Your goal
Please reproduce every line of the data below word for word, with no changes.

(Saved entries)
•••••

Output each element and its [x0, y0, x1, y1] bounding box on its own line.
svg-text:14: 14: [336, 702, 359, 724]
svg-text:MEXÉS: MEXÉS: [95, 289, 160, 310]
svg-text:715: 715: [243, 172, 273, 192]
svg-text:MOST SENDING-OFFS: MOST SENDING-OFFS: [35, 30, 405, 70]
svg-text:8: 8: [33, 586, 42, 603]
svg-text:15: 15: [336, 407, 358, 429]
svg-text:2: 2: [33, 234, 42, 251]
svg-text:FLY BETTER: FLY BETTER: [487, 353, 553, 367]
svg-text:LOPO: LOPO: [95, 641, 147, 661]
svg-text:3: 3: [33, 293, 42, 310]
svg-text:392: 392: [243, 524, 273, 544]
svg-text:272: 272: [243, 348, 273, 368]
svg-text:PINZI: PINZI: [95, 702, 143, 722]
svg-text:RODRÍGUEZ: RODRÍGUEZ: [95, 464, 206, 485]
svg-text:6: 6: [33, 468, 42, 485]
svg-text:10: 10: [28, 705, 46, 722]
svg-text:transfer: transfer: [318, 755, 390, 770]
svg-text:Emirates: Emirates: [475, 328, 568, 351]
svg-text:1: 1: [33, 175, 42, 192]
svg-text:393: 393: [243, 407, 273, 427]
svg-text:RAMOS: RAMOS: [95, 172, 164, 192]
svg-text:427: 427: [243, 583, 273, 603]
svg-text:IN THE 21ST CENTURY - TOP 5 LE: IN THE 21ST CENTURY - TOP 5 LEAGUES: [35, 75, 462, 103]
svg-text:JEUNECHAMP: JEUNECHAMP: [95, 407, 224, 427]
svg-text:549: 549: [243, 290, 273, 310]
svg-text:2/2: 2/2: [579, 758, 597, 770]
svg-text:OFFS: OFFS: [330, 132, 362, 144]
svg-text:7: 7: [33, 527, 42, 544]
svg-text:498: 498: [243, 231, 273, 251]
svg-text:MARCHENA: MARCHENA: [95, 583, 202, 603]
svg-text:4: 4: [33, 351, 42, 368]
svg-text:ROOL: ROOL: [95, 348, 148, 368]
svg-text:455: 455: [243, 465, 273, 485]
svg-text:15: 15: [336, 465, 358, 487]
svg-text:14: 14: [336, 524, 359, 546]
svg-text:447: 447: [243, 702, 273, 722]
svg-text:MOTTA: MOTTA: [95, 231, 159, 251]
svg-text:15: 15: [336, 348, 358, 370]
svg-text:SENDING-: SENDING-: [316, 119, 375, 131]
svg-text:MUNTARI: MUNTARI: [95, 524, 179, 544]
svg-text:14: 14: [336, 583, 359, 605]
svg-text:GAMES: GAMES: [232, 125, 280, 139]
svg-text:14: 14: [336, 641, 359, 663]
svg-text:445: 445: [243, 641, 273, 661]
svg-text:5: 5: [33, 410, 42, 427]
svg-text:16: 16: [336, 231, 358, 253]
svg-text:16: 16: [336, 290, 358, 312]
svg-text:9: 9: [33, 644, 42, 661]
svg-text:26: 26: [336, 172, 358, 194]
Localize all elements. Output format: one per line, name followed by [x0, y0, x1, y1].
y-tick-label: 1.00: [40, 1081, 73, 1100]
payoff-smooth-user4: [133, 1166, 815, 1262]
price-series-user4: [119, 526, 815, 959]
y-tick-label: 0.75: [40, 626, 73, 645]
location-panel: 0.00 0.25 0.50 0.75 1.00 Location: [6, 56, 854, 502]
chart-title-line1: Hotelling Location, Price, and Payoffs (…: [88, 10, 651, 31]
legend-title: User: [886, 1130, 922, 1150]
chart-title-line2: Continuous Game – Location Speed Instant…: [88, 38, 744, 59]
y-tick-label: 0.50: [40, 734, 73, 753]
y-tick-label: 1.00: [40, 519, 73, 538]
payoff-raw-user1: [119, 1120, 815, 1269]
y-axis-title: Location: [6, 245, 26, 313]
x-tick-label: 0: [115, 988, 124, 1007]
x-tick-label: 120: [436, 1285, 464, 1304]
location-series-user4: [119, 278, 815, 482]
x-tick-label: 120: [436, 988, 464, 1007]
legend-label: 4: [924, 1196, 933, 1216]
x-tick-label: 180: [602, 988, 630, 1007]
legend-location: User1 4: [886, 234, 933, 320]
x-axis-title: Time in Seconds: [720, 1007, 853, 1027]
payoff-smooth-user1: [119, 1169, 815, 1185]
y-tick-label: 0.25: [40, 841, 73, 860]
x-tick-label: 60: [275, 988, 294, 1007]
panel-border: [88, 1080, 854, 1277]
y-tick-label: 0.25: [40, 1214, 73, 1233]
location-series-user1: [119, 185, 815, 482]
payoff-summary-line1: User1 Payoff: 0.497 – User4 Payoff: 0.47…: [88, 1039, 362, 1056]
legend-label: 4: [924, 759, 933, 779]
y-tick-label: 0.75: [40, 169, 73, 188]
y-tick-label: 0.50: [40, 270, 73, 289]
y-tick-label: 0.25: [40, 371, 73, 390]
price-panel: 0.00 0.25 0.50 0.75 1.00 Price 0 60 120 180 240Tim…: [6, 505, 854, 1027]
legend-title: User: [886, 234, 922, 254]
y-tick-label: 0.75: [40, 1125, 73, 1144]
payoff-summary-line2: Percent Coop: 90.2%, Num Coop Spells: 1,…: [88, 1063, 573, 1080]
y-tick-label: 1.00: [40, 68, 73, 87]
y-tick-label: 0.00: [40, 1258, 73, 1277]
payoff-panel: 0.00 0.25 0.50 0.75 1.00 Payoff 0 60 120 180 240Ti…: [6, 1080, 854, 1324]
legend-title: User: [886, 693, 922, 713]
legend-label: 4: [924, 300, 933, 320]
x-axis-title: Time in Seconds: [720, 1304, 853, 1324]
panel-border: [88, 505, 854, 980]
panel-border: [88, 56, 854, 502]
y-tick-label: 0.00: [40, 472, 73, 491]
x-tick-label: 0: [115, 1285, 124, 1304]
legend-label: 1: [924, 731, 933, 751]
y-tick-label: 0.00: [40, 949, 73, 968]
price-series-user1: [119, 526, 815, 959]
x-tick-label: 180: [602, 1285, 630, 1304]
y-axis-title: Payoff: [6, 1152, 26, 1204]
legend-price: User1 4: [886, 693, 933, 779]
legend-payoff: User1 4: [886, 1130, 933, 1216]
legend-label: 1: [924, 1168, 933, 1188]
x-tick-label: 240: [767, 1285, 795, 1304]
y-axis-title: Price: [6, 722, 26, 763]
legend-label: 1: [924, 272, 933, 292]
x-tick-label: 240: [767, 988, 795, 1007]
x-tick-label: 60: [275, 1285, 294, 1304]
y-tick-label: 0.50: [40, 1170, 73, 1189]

•••••

The completed task
Output each element and its [x0, y0, x1, y1] bounding box on its own line.
svg-text:14: 14: [336, 702, 359, 724]
svg-text:MEXÉS: MEXÉS: [95, 289, 160, 310]
svg-text:715: 715: [243, 172, 273, 192]
svg-text:MOST SENDING-OFFS: MOST SENDING-OFFS: [35, 30, 405, 70]
svg-text:8: 8: [33, 586, 42, 603]
svg-text:15: 15: [336, 407, 358, 429]
svg-text:2: 2: [33, 234, 42, 251]
svg-text:FLY BETTER: FLY BETTER: [487, 353, 553, 367]
svg-text:LOPO: LOPO: [95, 641, 147, 661]
svg-text:3: 3: [33, 293, 42, 310]
svg-text:392: 392: [243, 524, 273, 544]
svg-text:272: 272: [243, 348, 273, 368]
svg-text:PINZI: PINZI: [95, 702, 143, 722]
svg-text:RODRÍGUEZ: RODRÍGUEZ: [95, 464, 206, 485]
svg-text:6: 6: [33, 468, 42, 485]
svg-text:10: 10: [28, 705, 46, 722]
svg-text:transfer: transfer: [318, 755, 390, 770]
svg-text:Emirates: Emirates: [475, 328, 568, 351]
svg-text:1: 1: [33, 175, 42, 192]
svg-text:393: 393: [243, 407, 273, 427]
svg-text:RAMOS: RAMOS: [95, 172, 164, 192]
svg-text:427: 427: [243, 583, 273, 603]
svg-text:IN THE 21ST CENTURY - TOP 5 LE: IN THE 21ST CENTURY - TOP 5 LEAGUES: [35, 75, 462, 103]
svg-text:JEUNECHAMP: JEUNECHAMP: [95, 407, 224, 427]
svg-text:549: 549: [243, 290, 273, 310]
svg-text:2/2: 2/2: [579, 758, 597, 770]
svg-text:OFFS: OFFS: [330, 132, 362, 144]
svg-text:7: 7: [33, 527, 42, 544]
svg-text:498: 498: [243, 231, 273, 251]
svg-text:MARCHENA: MARCHENA: [95, 583, 202, 603]
svg-text:4: 4: [33, 351, 42, 368]
svg-text:ROOL: ROOL: [95, 348, 148, 368]
svg-text:455: 455: [243, 465, 273, 485]
svg-text:15: 15: [336, 465, 358, 487]
svg-text:14: 14: [336, 524, 359, 546]
svg-text:447: 447: [243, 702, 273, 722]
svg-text:MOTTA: MOTTA: [95, 231, 159, 251]
svg-text:15: 15: [336, 348, 358, 370]
svg-text:SENDING-: SENDING-: [316, 119, 375, 131]
svg-text:MUNTARI: MUNTARI: [95, 524, 179, 544]
svg-text:14: 14: [336, 583, 359, 605]
svg-text:GAMES: GAMES: [232, 125, 280, 139]
svg-text:14: 14: [336, 641, 359, 663]
svg-text:445: 445: [243, 641, 273, 661]
svg-text:5: 5: [33, 410, 42, 427]
svg-text:16: 16: [336, 231, 358, 253]
svg-text:16: 16: [336, 290, 358, 312]
svg-text:9: 9: [33, 644, 42, 661]
svg-text:26: 26: [336, 172, 358, 194]
Localize all elements. Output format: one per line, name followed by [x0, y0, x1, y1].
y-tick-label: 1.00: [40, 1081, 73, 1100]
payoff-smooth-user4: [133, 1166, 815, 1262]
price-series-user4: [119, 526, 815, 959]
y-tick-label: 0.75: [40, 626, 73, 645]
location-panel: 0.00 0.25 0.50 0.75 1.00 Location: [6, 56, 854, 502]
chart-title-line1: Hotelling Location, Price, and Payoffs (…: [88, 10, 651, 31]
legend-title: User: [886, 1130, 922, 1150]
chart-title-line2: Continuous Game – Location Speed Instant…: [88, 38, 744, 59]
y-tick-label: 0.50: [40, 734, 73, 753]
y-tick-label: 1.00: [40, 519, 73, 538]
payoff-raw-user1: [119, 1120, 815, 1269]
y-axis-title: Location: [6, 245, 26, 313]
x-tick-label: 0: [115, 988, 124, 1007]
x-tick-label: 120: [436, 1285, 464, 1304]
location-series-user4: [119, 278, 815, 482]
x-tick-label: 120: [436, 988, 464, 1007]
legend-label: 4: [924, 1196, 933, 1216]
x-tick-label: 180: [602, 988, 630, 1007]
legend-location: User1 4: [886, 234, 933, 320]
x-axis-title: Time in Seconds: [720, 1007, 853, 1027]
payoff-smooth-user1: [119, 1169, 815, 1185]
y-tick-label: 0.25: [40, 841, 73, 860]
x-tick-label: 60: [275, 988, 294, 1007]
panel-border: [88, 1080, 854, 1277]
y-tick-label: 0.25: [40, 1214, 73, 1233]
location-series-user1: [119, 185, 815, 482]
payoff-summary-line1: User1 Payoff: 0.497 – User4 Payoff: 0.47…: [88, 1039, 362, 1056]
legend-label: 4: [924, 759, 933, 779]
y-tick-label: 0.75: [40, 169, 73, 188]
y-tick-label: 0.50: [40, 270, 73, 289]
y-tick-label: 0.25: [40, 371, 73, 390]
price-panel: 0.00 0.25 0.50 0.75 1.00 Price 0 60 120 180 240Tim…: [6, 505, 854, 1027]
legend-title: User: [886, 234, 922, 254]
y-tick-label: 0.75: [40, 1125, 73, 1144]
payoff-summary-line2: Percent Coop: 90.2%, Num Coop Spells: 1,…: [88, 1063, 573, 1080]
y-tick-label: 1.00: [40, 68, 73, 87]
y-tick-label: 0.00: [40, 1258, 73, 1277]
payoff-panel: 0.00 0.25 0.50 0.75 1.00 Payoff 0 60 120 180 240Ti…: [6, 1080, 854, 1324]
legend-title: User: [886, 693, 922, 713]
legend-label: 4: [924, 300, 933, 320]
x-axis-title: Time in Seconds: [720, 1304, 853, 1324]
panel-border: [88, 505, 854, 980]
panel-border: [88, 56, 854, 502]
y-tick-label: 0.00: [40, 472, 73, 491]
x-tick-label: 0: [115, 1285, 124, 1304]
legend-label: 1: [924, 731, 933, 751]
y-tick-label: 0.00: [40, 949, 73, 968]
price-series-user1: [119, 526, 815, 959]
x-tick-label: 180: [602, 1285, 630, 1304]
y-axis-title: Payoff: [6, 1152, 26, 1204]
legend-price: User1 4: [886, 693, 933, 779]
legend-payoff: User1 4: [886, 1130, 933, 1216]
legend-label: 1: [924, 1168, 933, 1188]
x-tick-label: 240: [767, 1285, 795, 1304]
y-axis-title: Price: [6, 722, 26, 763]
legend-label: 1: [924, 272, 933, 292]
x-tick-label: 240: [767, 988, 795, 1007]
x-tick-label: 60: [275, 1285, 294, 1304]
y-tick-label: 0.50: [40, 1170, 73, 1189]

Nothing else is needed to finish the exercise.